--- begin Dataset extract ---

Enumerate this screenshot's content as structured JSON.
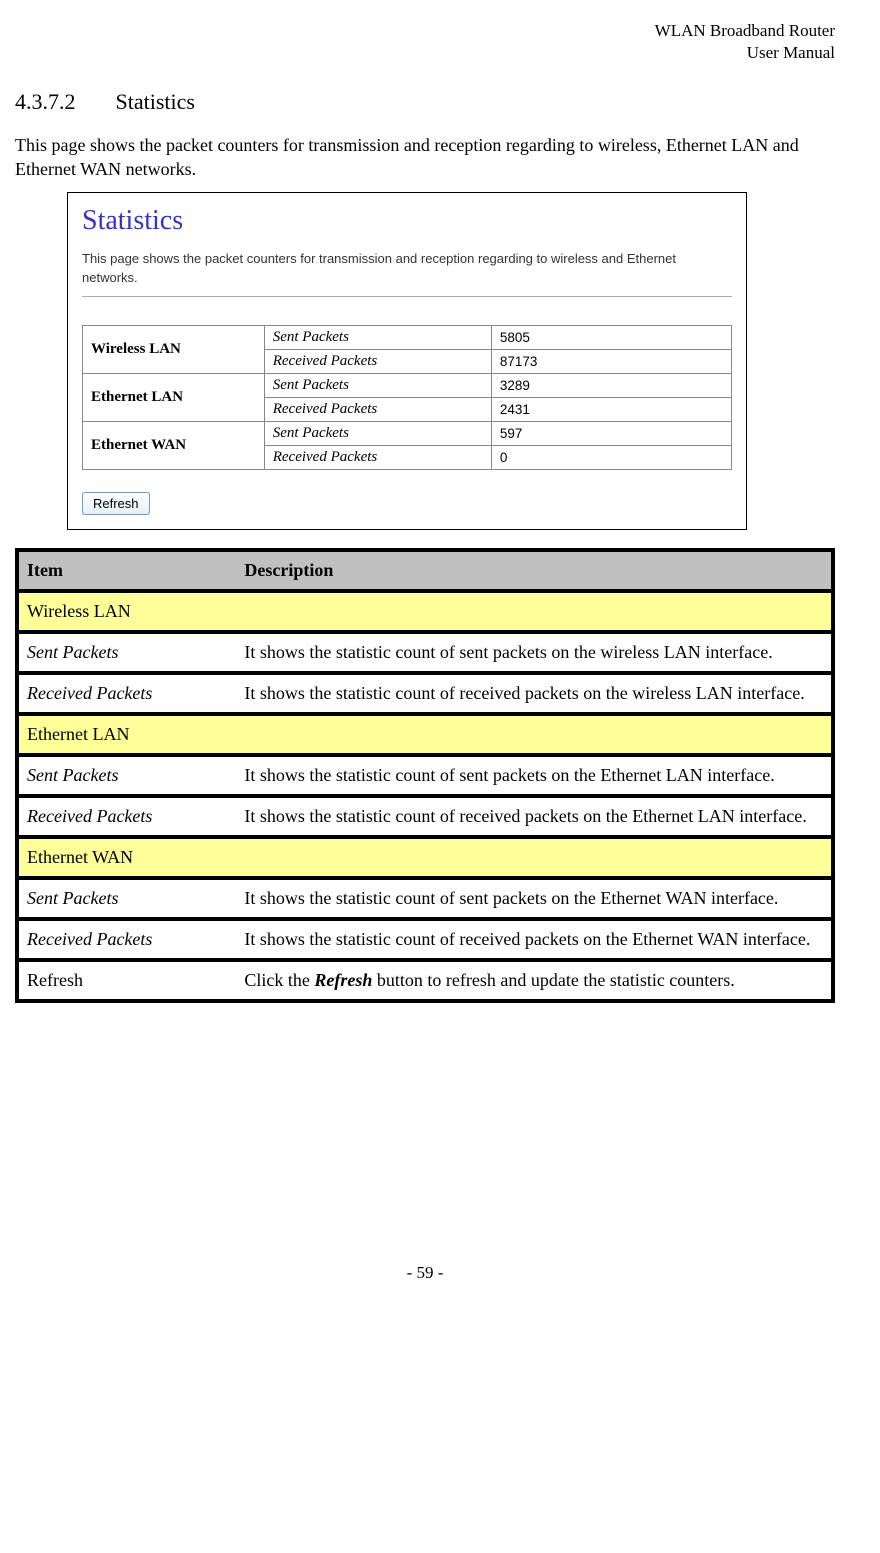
{
  "header": {
    "line1": "WLAN  Broadband  Router",
    "line2": "User  Manual"
  },
  "section": {
    "number": "4.3.7.2",
    "title": "Statistics"
  },
  "intro": "This page shows the packet counters for transmission and reception regarding to wireless, Ethernet LAN and Ethernet WAN networks.",
  "screenshot": {
    "title": "Statistics",
    "desc": "This page shows the packet counters for transmission and reception regarding to wireless and Ethernet networks.",
    "interfaces": [
      {
        "name": "Wireless LAN",
        "sent_label": "Sent Packets",
        "sent": "5805",
        "recv_label": "Received Packets",
        "recv": "87173"
      },
      {
        "name": "Ethernet LAN",
        "sent_label": "Sent Packets",
        "sent": "3289",
        "recv_label": "Received Packets",
        "recv": "2431"
      },
      {
        "name": "Ethernet WAN",
        "sent_label": "Sent Packets",
        "sent": "597",
        "recv_label": "Received Packets",
        "recv": "0"
      }
    ],
    "refresh_label": "Refresh"
  },
  "desc_table": {
    "headers": {
      "item": "Item",
      "description": "Description"
    },
    "sections": [
      {
        "title": "Wireless LAN",
        "rows": [
          {
            "item": "Sent Packets",
            "italic": true,
            "desc": "It shows the statistic count of sent packets on the wireless LAN interface."
          },
          {
            "item": "Received Packets",
            "italic": true,
            "desc": "It shows the statistic count of received packets on the wireless LAN interface."
          }
        ]
      },
      {
        "title": "Ethernet LAN",
        "rows": [
          {
            "item": "Sent Packets",
            "italic": true,
            "desc": "It shows the statistic count of sent packets on the Ethernet LAN interface."
          },
          {
            "item": "Received Packets",
            "italic": true,
            "desc": "It shows the statistic count of received packets on the Ethernet LAN interface."
          }
        ]
      },
      {
        "title": "Ethernet WAN",
        "rows": [
          {
            "item": "Sent Packets",
            "italic": true,
            "desc": "It shows the statistic count of sent packets on the Ethernet WAN interface."
          },
          {
            "item": "Received Packets",
            "italic": true,
            "desc": "It shows the statistic count of received packets on the Ethernet WAN interface."
          }
        ]
      }
    ],
    "extra_row": {
      "item": "Refresh",
      "desc_pre": "Click the ",
      "desc_bold": "Refresh",
      "desc_post": " button to refresh and update the statistic counters."
    }
  },
  "footer": "- 59 -"
}
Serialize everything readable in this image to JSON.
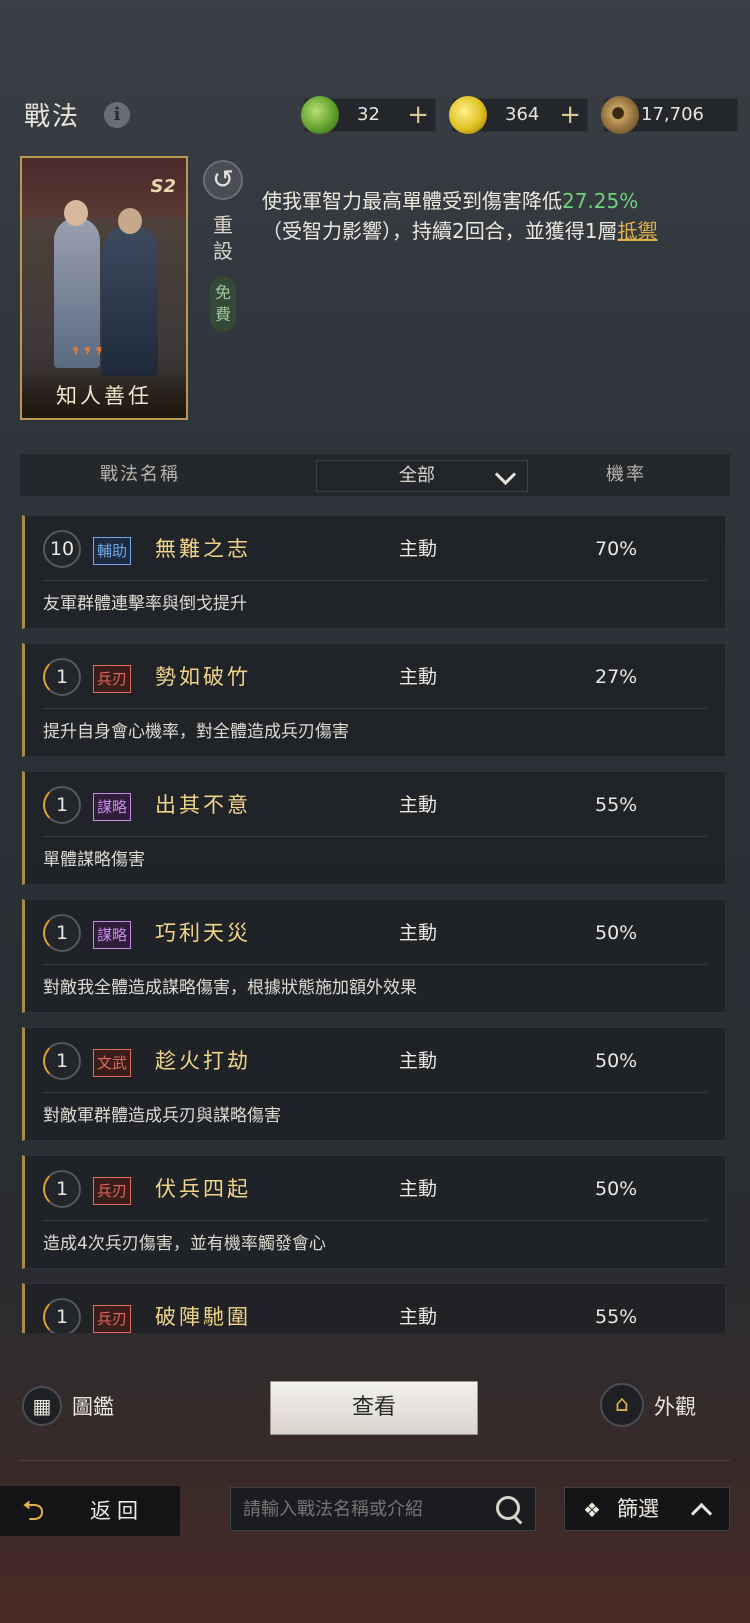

--- end Dataset extract ---

§ Short task: Repeat each line of the records above exactly, but do not copy the pictures.

§ The result:
Enumerate this screenshot's content as structured JSON.
{
  "header": {
    "line1": "WLAN  Broadband  Router",
    "line2": "User  Manual"
  },
  "section": {
    "number": "4.3.7.2",
    "title": "Statistics"
  },
  "intro": "This page shows the packet counters for transmission and reception regarding to wireless, Ethernet LAN and Ethernet WAN networks.",
  "screenshot": {
    "title": "Statistics",
    "desc": "This page shows the packet counters for transmission and reception regarding to wireless and Ethernet networks.",
    "interfaces": [
      {
        "name": "Wireless LAN",
        "sent_label": "Sent Packets",
        "sent": "5805",
        "recv_label": "Received Packets",
        "recv": "87173"
      },
      {
        "name": "Ethernet LAN",
        "sent_label": "Sent Packets",
        "sent": "3289",
        "recv_label": "Received Packets",
        "recv": "2431"
      },
      {
        "name": "Ethernet WAN",
        "sent_label": "Sent Packets",
        "sent": "597",
        "recv_label": "Received Packets",
        "recv": "0"
      }
    ],
    "refresh_label": "Refresh"
  },
  "desc_table": {
    "headers": {
      "item": "Item",
      "description": "Description"
    },
    "sections": [
      {
        "title": "Wireless LAN",
        "rows": [
          {
            "item": "Sent Packets",
            "italic": true,
            "desc": "It shows the statistic count of sent packets on the wireless LAN interface."
          },
          {
            "item": "Received Packets",
            "italic": true,
            "desc": "It shows the statistic count of received packets on the wireless LAN interface."
          }
        ]
      },
      {
        "title": "Ethernet LAN",
        "rows": [
          {
            "item": "Sent Packets",
            "italic": true,
            "desc": "It shows the statistic count of sent packets on the Ethernet LAN interface."
          },
          {
            "item": "Received Packets",
            "italic": true,
            "desc": "It shows the statistic count of received packets on the Ethernet LAN interface."
          }
        ]
      },
      {
        "title": "Ethernet WAN",
        "rows": [
          {
            "item": "Sent Packets",
            "italic": true,
            "desc": "It shows the statistic count of sent packets on the Ethernet WAN interface."
          },
          {
            "item": "Received Packets",
            "italic": true,
            "desc": "It shows the statistic count of received packets on the Ethernet WAN interface."
          }
        ]
      }
    ],
    "extra_row": {
      "item": "Refresh",
      "desc_pre": "Click the ",
      "desc_bold": "Refresh",
      "desc_post": " button to refresh and update the statistic counters."
    }
  },
  "footer": "- 59 -"
}
Serialize everything readable in this image to JSON.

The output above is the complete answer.